§ **DATA SUPPLIED**:
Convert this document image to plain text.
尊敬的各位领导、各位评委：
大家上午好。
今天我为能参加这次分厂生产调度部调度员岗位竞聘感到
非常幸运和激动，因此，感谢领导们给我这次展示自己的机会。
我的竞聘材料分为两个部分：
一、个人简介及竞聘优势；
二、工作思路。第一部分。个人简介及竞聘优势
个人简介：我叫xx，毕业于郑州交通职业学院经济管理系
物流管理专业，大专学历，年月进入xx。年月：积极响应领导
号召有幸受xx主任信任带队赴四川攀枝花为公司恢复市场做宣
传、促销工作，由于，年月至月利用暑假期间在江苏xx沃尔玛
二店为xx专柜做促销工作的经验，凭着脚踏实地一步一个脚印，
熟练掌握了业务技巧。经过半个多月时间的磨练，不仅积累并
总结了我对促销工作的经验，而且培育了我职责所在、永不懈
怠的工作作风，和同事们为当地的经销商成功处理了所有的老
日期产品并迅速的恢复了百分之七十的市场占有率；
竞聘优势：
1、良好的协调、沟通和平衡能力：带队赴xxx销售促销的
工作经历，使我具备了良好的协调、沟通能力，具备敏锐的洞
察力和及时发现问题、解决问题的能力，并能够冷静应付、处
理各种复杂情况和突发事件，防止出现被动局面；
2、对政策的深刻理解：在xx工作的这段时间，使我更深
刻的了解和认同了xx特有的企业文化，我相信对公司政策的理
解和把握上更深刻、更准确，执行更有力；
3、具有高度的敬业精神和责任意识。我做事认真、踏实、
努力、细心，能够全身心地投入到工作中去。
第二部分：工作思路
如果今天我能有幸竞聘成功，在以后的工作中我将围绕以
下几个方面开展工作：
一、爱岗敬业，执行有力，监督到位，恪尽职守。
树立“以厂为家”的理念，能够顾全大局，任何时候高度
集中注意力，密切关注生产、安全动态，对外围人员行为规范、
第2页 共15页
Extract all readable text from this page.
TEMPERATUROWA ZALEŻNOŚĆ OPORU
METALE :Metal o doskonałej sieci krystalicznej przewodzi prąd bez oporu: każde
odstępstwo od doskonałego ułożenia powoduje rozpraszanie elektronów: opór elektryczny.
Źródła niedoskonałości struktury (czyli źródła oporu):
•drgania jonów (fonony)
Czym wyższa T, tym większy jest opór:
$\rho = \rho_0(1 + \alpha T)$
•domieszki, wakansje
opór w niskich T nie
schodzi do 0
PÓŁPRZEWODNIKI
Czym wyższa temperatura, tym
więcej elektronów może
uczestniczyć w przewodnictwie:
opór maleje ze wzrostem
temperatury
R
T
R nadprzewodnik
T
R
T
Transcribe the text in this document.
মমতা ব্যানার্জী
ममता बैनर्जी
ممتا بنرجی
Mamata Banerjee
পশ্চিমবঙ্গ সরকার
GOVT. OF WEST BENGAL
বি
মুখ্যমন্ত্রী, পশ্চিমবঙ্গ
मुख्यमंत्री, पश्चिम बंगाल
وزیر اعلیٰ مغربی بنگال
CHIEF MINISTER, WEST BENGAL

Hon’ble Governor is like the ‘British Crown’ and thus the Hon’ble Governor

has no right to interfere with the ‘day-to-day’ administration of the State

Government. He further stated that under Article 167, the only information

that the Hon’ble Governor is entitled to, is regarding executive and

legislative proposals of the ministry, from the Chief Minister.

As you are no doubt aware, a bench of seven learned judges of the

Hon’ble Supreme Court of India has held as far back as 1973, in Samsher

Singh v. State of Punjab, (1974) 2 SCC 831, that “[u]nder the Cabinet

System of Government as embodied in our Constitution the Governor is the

§ **PROBLEM TO SOLVE**: Repeat the material above in full, exactly as it stands.

§ **ANSWER TO THE EXERCISE**:
Convert this document image to plain text.
尊敬的各位领导、各位评委：
大家上午好。
今天我为能参加这次分厂生产调度部调度员岗位竞聘感到
非常幸运和激动，因此，感谢领导们给我这次展示自己的机会。
我的竞聘材料分为两个部分：
一、个人简介及竞聘优势；
二、工作思路。第一部分。个人简介及竞聘优势
个人简介：我叫xx，毕业于郑州交通职业学院经济管理系
物流管理专业，大专学历，年月进入xx。年月：积极响应领导
号召有幸受xx主任信任带队赴四川攀枝花为公司恢复市场做宣
传、促销工作，由于，年月至月利用暑假期间在江苏xx沃尔玛
二店为xx专柜做促销工作的经验，凭着脚踏实地一步一个脚印，
熟练掌握了业务技巧。经过半个多月时间的磨练，不仅积累并
总结了我对促销工作的经验，而且培育了我职责所在、永不懈
怠的工作作风，和同事们为当地的经销商成功处理了所有的老
日期产品并迅速的恢复了百分之七十的市场占有率；
竞聘优势：
1、良好的协调、沟通和平衡能力：带队赴xxx销售促销的
工作经历，使我具备了良好的协调、沟通能力，具备敏锐的洞
察力和及时发现问题、解决问题的能力，并能够冷静应付、处
理各种复杂情况和突发事件，防止出现被动局面；
2、对政策的深刻理解：在xx工作的这段时间，使我更深
刻的了解和认同了xx特有的企业文化，我相信对公司政策的理
解和把握上更深刻、更准确，执行更有力；
3、具有高度的敬业精神和责任意识。我做事认真、踏实、
努力、细心，能够全身心地投入到工作中去。
第二部分：工作思路
如果今天我能有幸竞聘成功，在以后的工作中我将围绕以
下几个方面开展工作：
一、爱岗敬业，执行有力，监督到位，恪尽职守。
树立“以厂为家”的理念，能够顾全大局，任何时候高度
集中注意力，密切关注生产、安全动态，对外围人员行为规范、
第2页 共15页
Extract all readable text from this page.
TEMPERATUROWA ZALEŻNOŚĆ OPORU
METALE :Metal o doskonałej sieci krystalicznej przewodzi prąd bez oporu: każde
odstępstwo od doskonałego ułożenia powoduje rozpraszanie elektronów: opór elektryczny.
Źródła niedoskonałości struktury (czyli źródła oporu):
•drgania jonów (fonony)
Czym wyższa T, tym większy jest opór:
$\rho = \rho_0(1 + \alpha T)$
•domieszki, wakansje
opór w niskich T nie
schodzi do 0
PÓŁPRZEWODNIKI
Czym wyższa temperatura, tym
więcej elektronów może
uczestniczyć w przewodnictwie:
opór maleje ze wzrostem
temperatury
R
T
R nadprzewodnik
T
R
T
Transcribe the text in this document.
মমতা ব্যানার্জী
ममता बैनर्जी
ممتا بنرجی
Mamata Banerjee
পশ্চিমবঙ্গ সরকার
GOVT. OF WEST BENGAL
বি
মুখ্যমন্ত্রী, পশ্চিমবঙ্গ
मुख्यमंत्री, पश्चिम बंगाल
وزیر اعلیٰ مغربی بنگال
CHIEF MINISTER, WEST BENGAL

Hon’ble Governor is like the ‘British Crown’ and thus the Hon’ble Governor

has no right to interfere with the ‘day-to-day’ administration of the State

Government. He further stated that under Article 167, the only information

that the Hon’ble Governor is entitled to, is regarding executive and

legislative proposals of the ministry, from the Chief Minister.

As you are no doubt aware, a bench of seven learned judges of the

Hon’ble Supreme Court of India has held as far back as 1973, in Samsher

Singh v. State of Punjab, (1974) 2 SCC 831, that “[u]nder the Cabinet

System of Government as embodied in our Constitution the Governor is the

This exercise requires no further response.